- _Written task_:
Keep the wording of each record exactly the same when you repeat it, and leave out pictures.

— START Exercise data —

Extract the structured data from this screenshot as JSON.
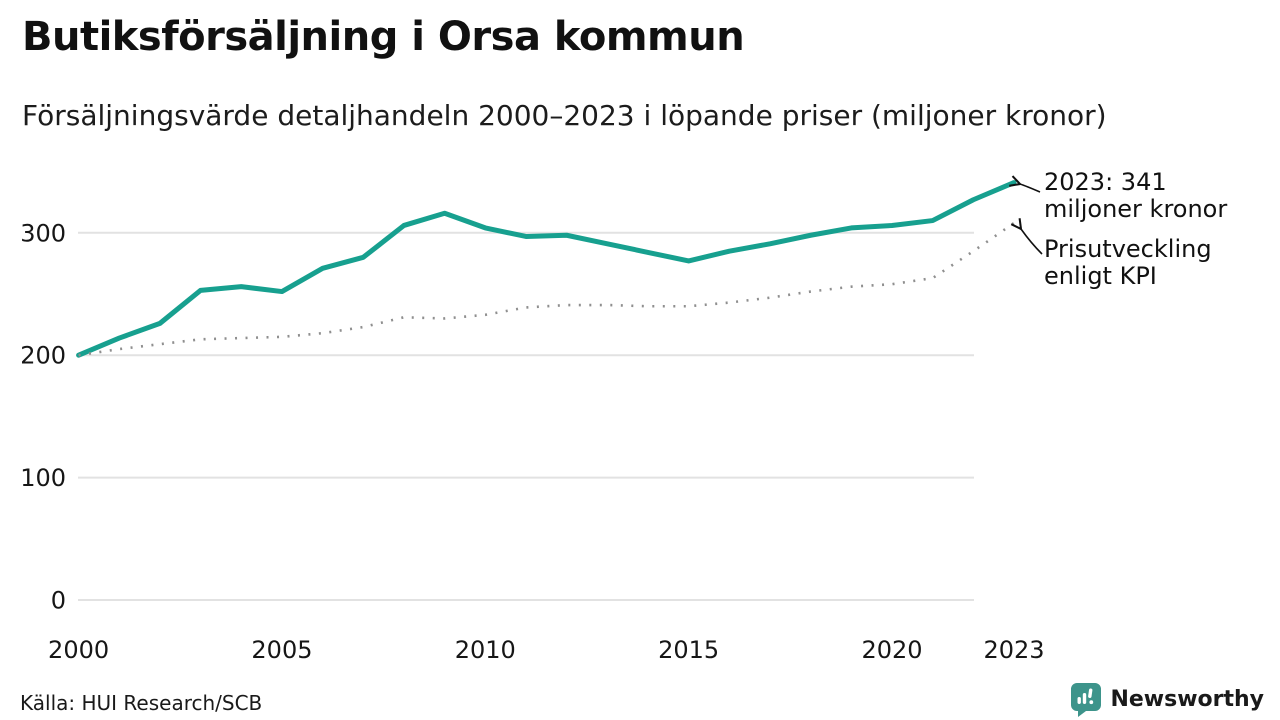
{
  "header": {
    "title": "Butiksförsäljning i Orsa kommun",
    "subtitle": "Försäljningsvärde detaljhandeln 2000–2023 i löpande priser (miljoner kronor)"
  },
  "chart_data": {
    "type": "line",
    "title": "Butiksförsäljning i Orsa kommun",
    "subtitle": "Försäljningsvärde detaljhandeln 2000–2023 i löpande priser (miljoner kronor)",
    "x": [
      2000,
      2001,
      2002,
      2003,
      2004,
      2005,
      2006,
      2007,
      2008,
      2009,
      2010,
      2011,
      2012,
      2013,
      2014,
      2015,
      2016,
      2017,
      2018,
      2019,
      2020,
      2021,
      2022,
      2023
    ],
    "series": [
      {
        "name": "Försäljningsvärde detaljhandeln i löpande priser",
        "style": "solid",
        "color": "#17a08f",
        "values": [
          200,
          214,
          226,
          253,
          256,
          252,
          271,
          280,
          306,
          316,
          304,
          297,
          298,
          291,
          284,
          277,
          285,
          291,
          298,
          304,
          306,
          310,
          327,
          341
        ]
      },
      {
        "name": "Prisutveckling enligt KPI",
        "style": "dotted",
        "color": "#8f8f8f",
        "values": [
          200,
          205,
          209,
          213,
          214,
          215,
          218,
          223,
          231,
          230,
          233,
          239,
          241,
          241,
          240,
          240,
          243,
          247,
          252,
          256,
          258,
          263,
          285,
          308
        ]
      }
    ],
    "ylim": [
      0,
      350
    ],
    "yticks": [
      "0",
      "100",
      "200",
      "300"
    ],
    "ytick_values": [
      0,
      100,
      200,
      300
    ],
    "xticks": [
      "2000",
      "2005",
      "2010",
      "2015",
      "2020",
      "2023"
    ],
    "xtick_values": [
      2000,
      2005,
      2010,
      2015,
      2020,
      2023
    ],
    "grid": "horizontal",
    "legend_position": "none",
    "annotations": [
      {
        "lines": [
          "2023: 341",
          "miljoner kronor"
        ],
        "points_to": "solid series end 2023 = 341"
      },
      {
        "lines": [
          "Prisutveckling",
          "enligt KPI"
        ],
        "points_to": "dotted series end 2023"
      }
    ]
  },
  "footer": {
    "source": "Källa: HUI Research/SCB",
    "brand": "Newsworthy",
    "brand_color": "#3d948b"
  },
  "colors": {
    "sales_line": "#17a08f",
    "kpi_line": "#8f8f8f",
    "gridline": "#e2e2e2",
    "text": "#1a1a1a"
  }
}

— END Exercise data —

- _Answer for this exercise_:
Extract the structured data from this screenshot as JSON.
{
  "header": {
    "title": "Butiksförsäljning i Orsa kommun",
    "subtitle": "Försäljningsvärde detaljhandeln 2000–2023 i löpande priser (miljoner kronor)"
  },
  "chart_data": {
    "type": "line",
    "title": "Butiksförsäljning i Orsa kommun",
    "subtitle": "Försäljningsvärde detaljhandeln 2000–2023 i löpande priser (miljoner kronor)",
    "x": [
      2000,
      2001,
      2002,
      2003,
      2004,
      2005,
      2006,
      2007,
      2008,
      2009,
      2010,
      2011,
      2012,
      2013,
      2014,
      2015,
      2016,
      2017,
      2018,
      2019,
      2020,
      2021,
      2022,
      2023
    ],
    "series": [
      {
        "name": "Försäljningsvärde detaljhandeln i löpande priser",
        "style": "solid",
        "color": "#17a08f",
        "values": [
          200,
          214,
          226,
          253,
          256,
          252,
          271,
          280,
          306,
          316,
          304,
          297,
          298,
          291,
          284,
          277,
          285,
          291,
          298,
          304,
          306,
          310,
          327,
          341
        ]
      },
      {
        "name": "Prisutveckling enligt KPI",
        "style": "dotted",
        "color": "#8f8f8f",
        "values": [
          200,
          205,
          209,
          213,
          214,
          215,
          218,
          223,
          231,
          230,
          233,
          239,
          241,
          241,
          240,
          240,
          243,
          247,
          252,
          256,
          258,
          263,
          285,
          308
        ]
      }
    ],
    "ylim": [
      0,
      350
    ],
    "yticks": [
      "0",
      "100",
      "200",
      "300"
    ],
    "ytick_values": [
      0,
      100,
      200,
      300
    ],
    "xticks": [
      "2000",
      "2005",
      "2010",
      "2015",
      "2020",
      "2023"
    ],
    "xtick_values": [
      2000,
      2005,
      2010,
      2015,
      2020,
      2023
    ],
    "grid": "horizontal",
    "legend_position": "none",
    "annotations": [
      {
        "lines": [
          "2023: 341",
          "miljoner kronor"
        ],
        "points_to": "solid series end 2023 = 341"
      },
      {
        "lines": [
          "Prisutveckling",
          "enligt KPI"
        ],
        "points_to": "dotted series end 2023"
      }
    ]
  },
  "footer": {
    "source": "Källa: HUI Research/SCB",
    "brand": "Newsworthy",
    "brand_color": "#3d948b"
  },
  "colors": {
    "sales_line": "#17a08f",
    "kpi_line": "#8f8f8f",
    "gridline": "#e2e2e2",
    "text": "#1a1a1a"
  }
}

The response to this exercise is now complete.